Begin

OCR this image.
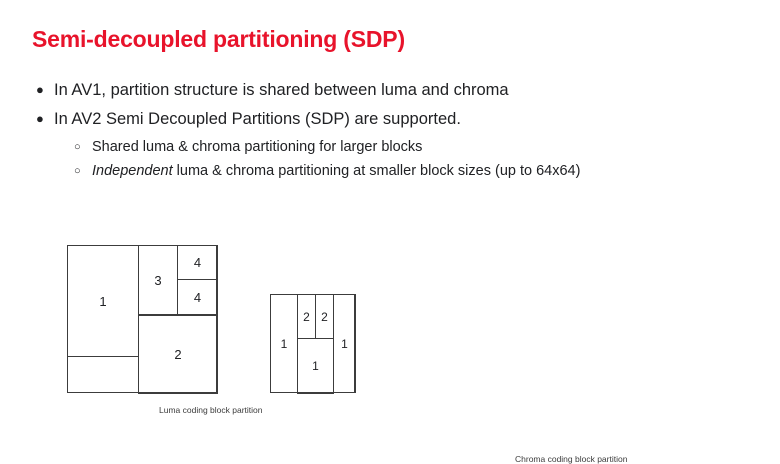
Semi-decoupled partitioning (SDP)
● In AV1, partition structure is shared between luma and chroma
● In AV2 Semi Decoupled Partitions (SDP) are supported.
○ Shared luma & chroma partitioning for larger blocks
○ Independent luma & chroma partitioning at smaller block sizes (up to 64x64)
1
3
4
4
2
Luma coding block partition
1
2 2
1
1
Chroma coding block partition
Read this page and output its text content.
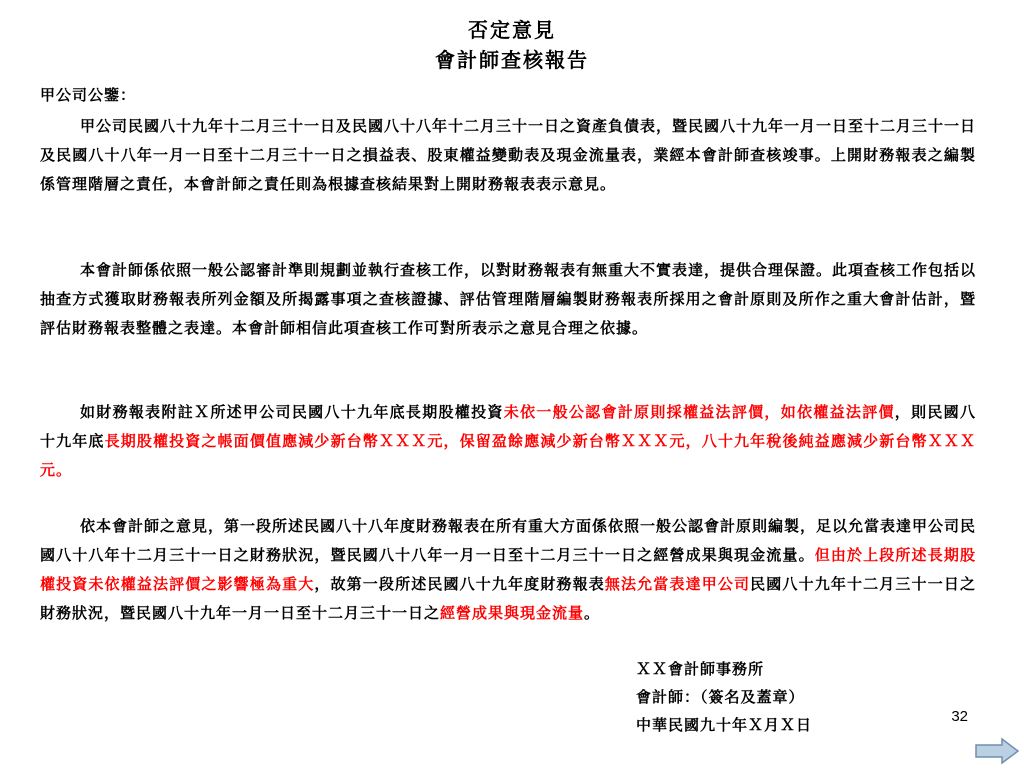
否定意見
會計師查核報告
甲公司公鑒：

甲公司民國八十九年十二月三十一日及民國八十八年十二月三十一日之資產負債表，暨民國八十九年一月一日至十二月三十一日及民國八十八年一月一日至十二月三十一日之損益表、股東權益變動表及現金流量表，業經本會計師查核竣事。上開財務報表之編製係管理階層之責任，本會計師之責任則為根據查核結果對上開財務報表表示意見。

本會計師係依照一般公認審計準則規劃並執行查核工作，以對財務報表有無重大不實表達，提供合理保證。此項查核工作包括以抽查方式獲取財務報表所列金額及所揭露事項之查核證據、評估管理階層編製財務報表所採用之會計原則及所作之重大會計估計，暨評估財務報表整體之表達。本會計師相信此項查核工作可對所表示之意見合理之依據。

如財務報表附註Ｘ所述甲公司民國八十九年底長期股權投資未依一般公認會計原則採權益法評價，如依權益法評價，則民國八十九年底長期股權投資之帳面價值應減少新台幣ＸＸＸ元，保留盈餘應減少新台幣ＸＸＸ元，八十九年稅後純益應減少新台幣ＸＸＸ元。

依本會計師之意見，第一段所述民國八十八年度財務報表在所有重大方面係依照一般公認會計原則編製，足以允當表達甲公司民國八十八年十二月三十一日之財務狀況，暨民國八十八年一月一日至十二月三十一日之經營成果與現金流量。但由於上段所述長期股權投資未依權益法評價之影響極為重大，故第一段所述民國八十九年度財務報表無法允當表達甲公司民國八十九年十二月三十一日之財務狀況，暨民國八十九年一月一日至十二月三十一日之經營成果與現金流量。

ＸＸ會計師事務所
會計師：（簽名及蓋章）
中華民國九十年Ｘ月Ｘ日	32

End

State, as a number only, how many lines in the entries include "partitioning".

3